TASK OBJECTIVE:
Restate the entries below word for word, omitting nothing.

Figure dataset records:
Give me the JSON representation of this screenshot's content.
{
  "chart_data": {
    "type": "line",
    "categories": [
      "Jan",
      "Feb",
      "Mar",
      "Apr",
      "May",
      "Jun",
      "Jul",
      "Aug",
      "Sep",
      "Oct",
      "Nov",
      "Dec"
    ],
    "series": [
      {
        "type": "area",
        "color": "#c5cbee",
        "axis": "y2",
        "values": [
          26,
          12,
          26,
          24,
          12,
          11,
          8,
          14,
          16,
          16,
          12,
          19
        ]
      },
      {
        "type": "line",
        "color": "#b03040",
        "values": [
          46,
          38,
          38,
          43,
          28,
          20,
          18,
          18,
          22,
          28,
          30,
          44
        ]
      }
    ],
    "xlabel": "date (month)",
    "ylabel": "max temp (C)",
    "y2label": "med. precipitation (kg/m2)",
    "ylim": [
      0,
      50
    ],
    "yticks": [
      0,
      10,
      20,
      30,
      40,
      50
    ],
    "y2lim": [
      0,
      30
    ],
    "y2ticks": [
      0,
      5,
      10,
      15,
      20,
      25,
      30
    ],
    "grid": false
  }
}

RESPONSE TO THE TASK:
Give me the JSON representation of this screenshot's content.
{
  "chart_data": {
    "type": "line",
    "categories": [
      "Jan",
      "Feb",
      "Mar",
      "Apr",
      "May",
      "Jun",
      "Jul",
      "Aug",
      "Sep",
      "Oct",
      "Nov",
      "Dec"
    ],
    "series": [
      {
        "type": "area",
        "color": "#c5cbee",
        "axis": "y2",
        "values": [
          26,
          12,
          26,
          24,
          12,
          11,
          8,
          14,
          16,
          16,
          12,
          19
        ]
      },
      {
        "type": "line",
        "color": "#b03040",
        "values": [
          46,
          38,
          38,
          43,
          28,
          20,
          18,
          18,
          22,
          28,
          30,
          44
        ]
      }
    ],
    "xlabel": "date (month)",
    "ylabel": "max temp (C)",
    "y2label": "med. precipitation (kg/m2)",
    "ylim": [
      0,
      50
    ],
    "yticks": [
      0,
      10,
      20,
      30,
      40,
      50
    ],
    "y2lim": [
      0,
      30
    ],
    "y2ticks": [
      0,
      5,
      10,
      15,
      20,
      25,
      30
    ],
    "grid": false
  }
}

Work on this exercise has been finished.